(Exercise):
Your task is to repeat all of the data exactly while excluding the pictures.

(Excerpted records):

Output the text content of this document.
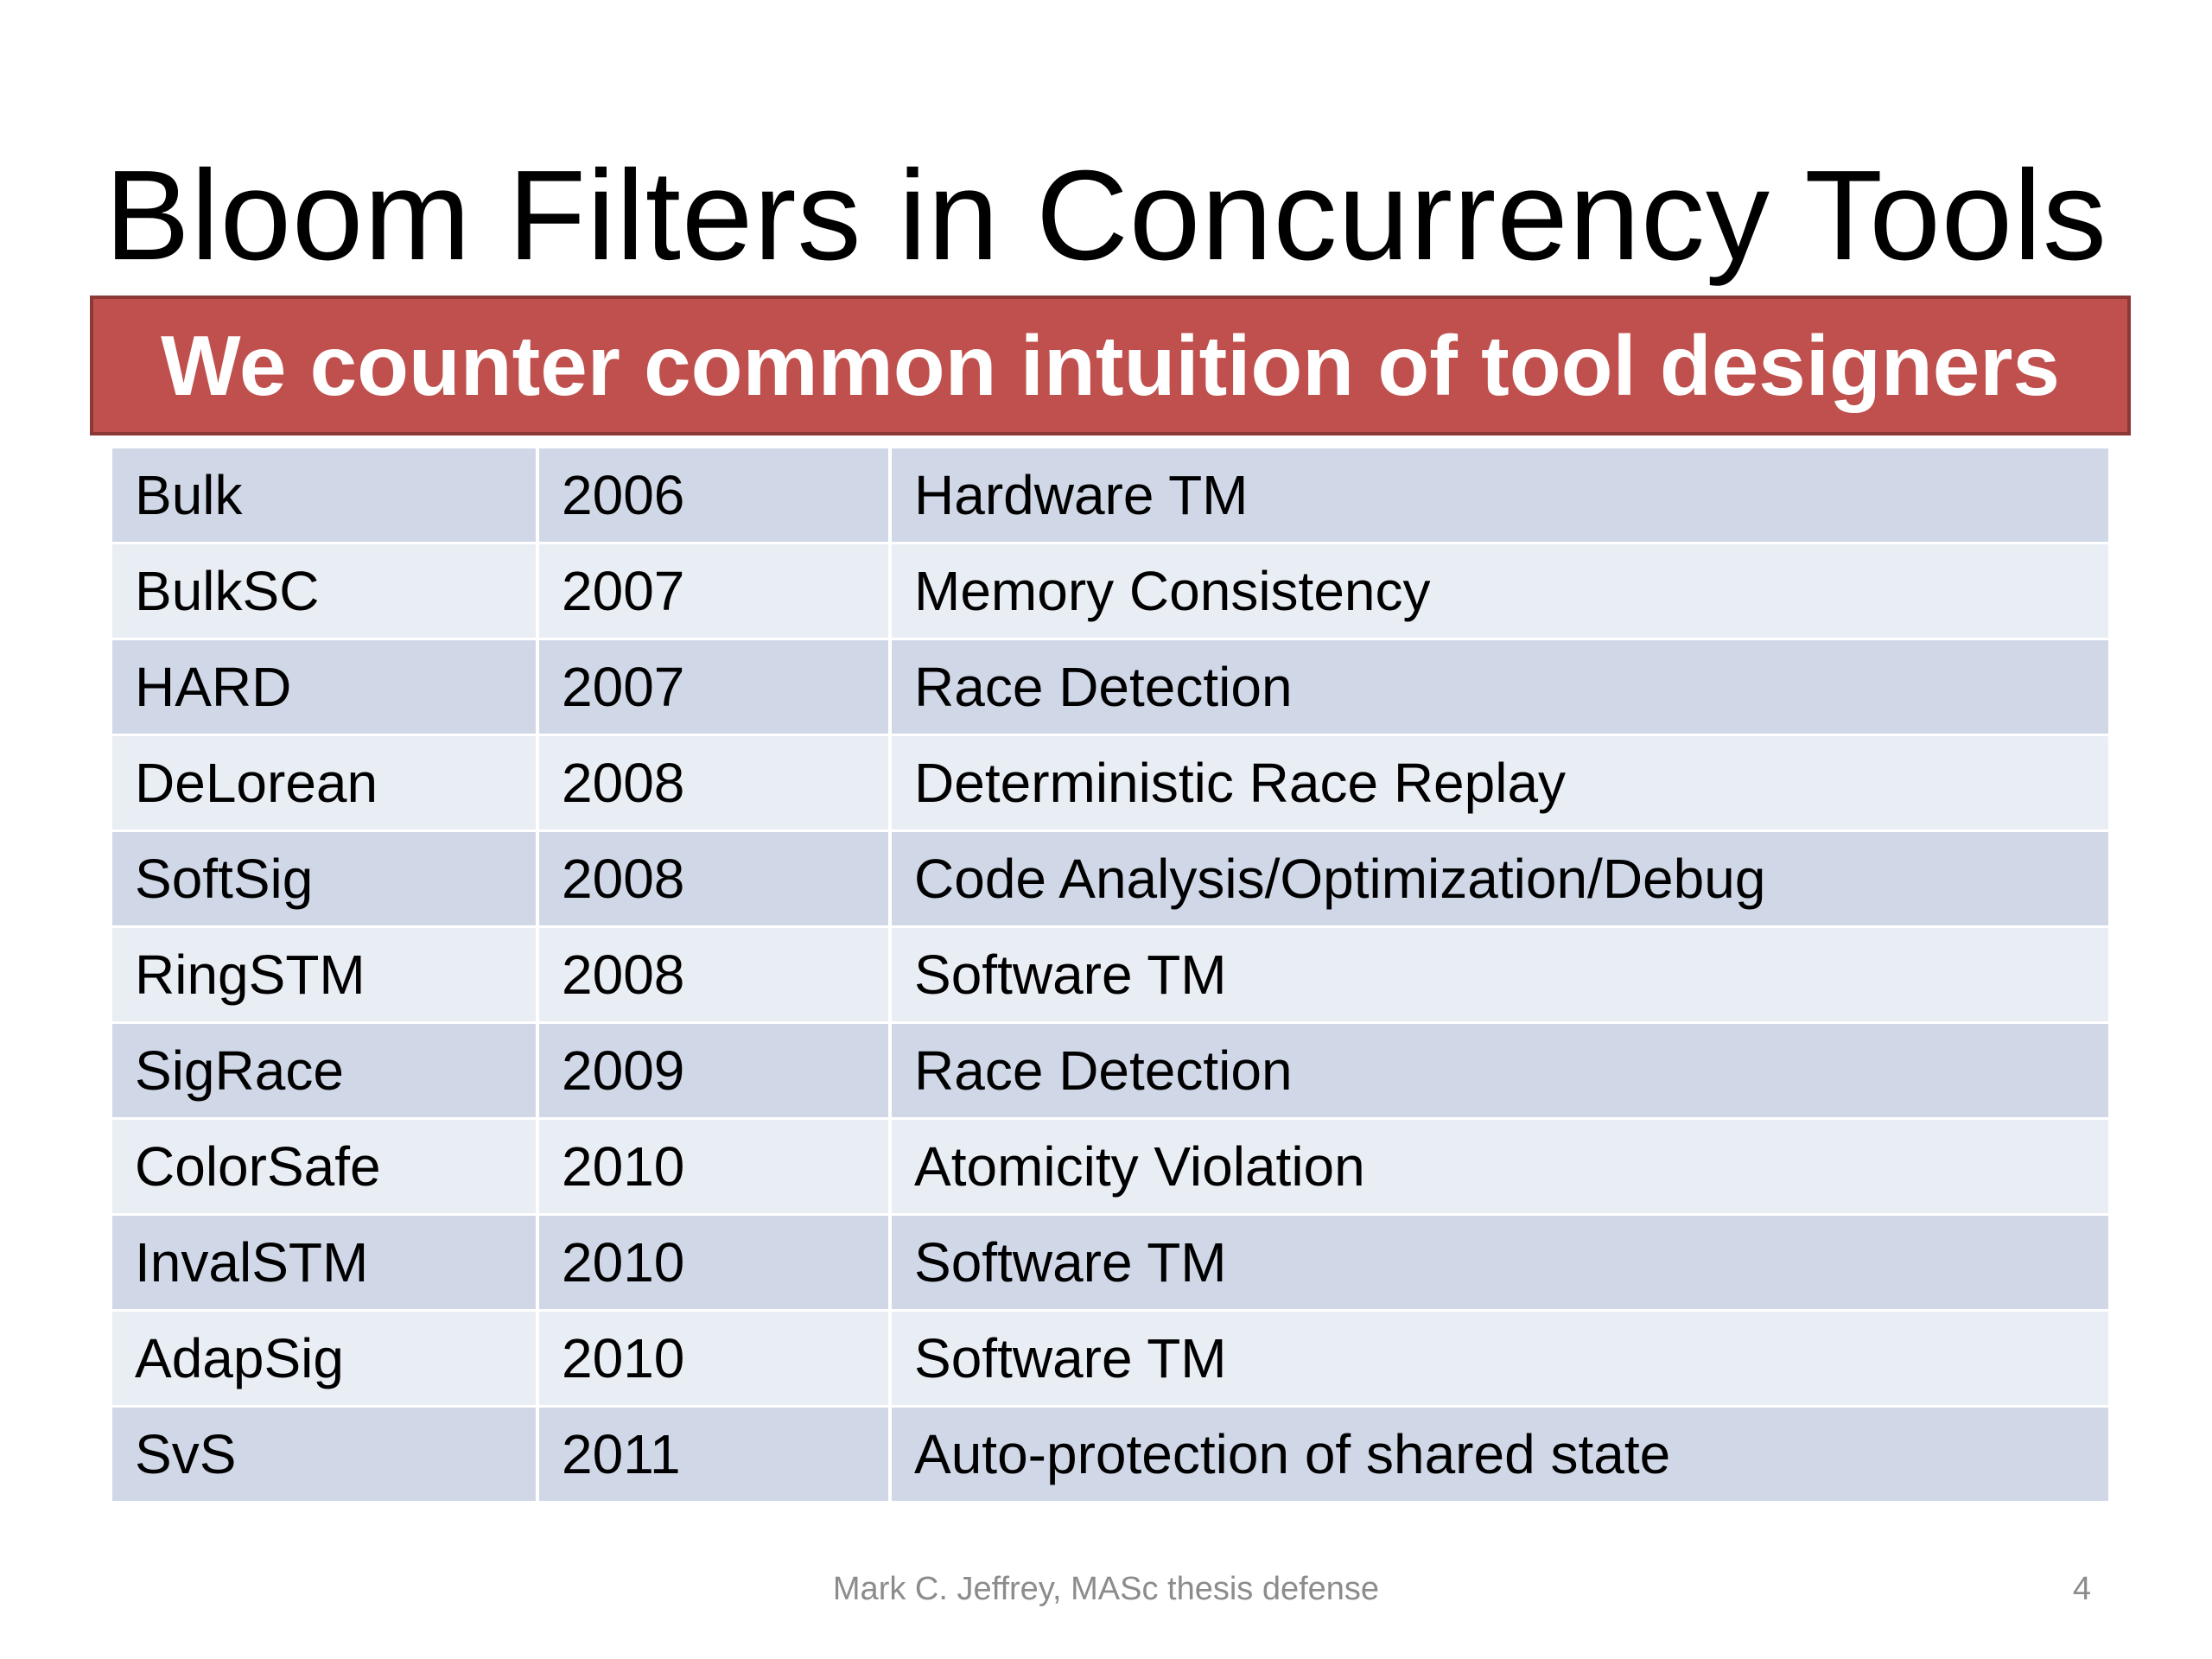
Bloom Filters in Concurrency Tools
We counter common intuition of tool designers
Bulk	2006	Hardware TM
BulkSC	2007	Memory Consistency
HARD	2007	Race Detection
DeLorean	2008	Deterministic Race Replay
SoftSig	2008	Code Analysis/Optimization/Debug
RingSTM	2008	Software TM
SigRace	2009	Race Detection
ColorSafe	2010	Atomicity Violation
InvalSTM	2010	Software TM
AdapSig	2010	Software TM
SvS	2011	Auto-protection of shared state
Mark C. Jeffrey, MASc thesis defense	4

(Final result):
Output the text content of this document.
Bloom Filters in Concurrency Tools
We counter common intuition of tool designers
Bulk	2006	Hardware TM
BulkSC	2007	Memory Consistency
HARD	2007	Race Detection
DeLorean	2008	Deterministic Race Replay
SoftSig	2008	Code Analysis/Optimization/Debug
RingSTM	2008	Software TM
SigRace	2009	Race Detection
ColorSafe	2010	Atomicity Violation
InvalSTM	2010	Software TM
AdapSig	2010	Software TM
SvS	2011	Auto-protection of shared state
Mark C. Jeffrey, MASc thesis defense	4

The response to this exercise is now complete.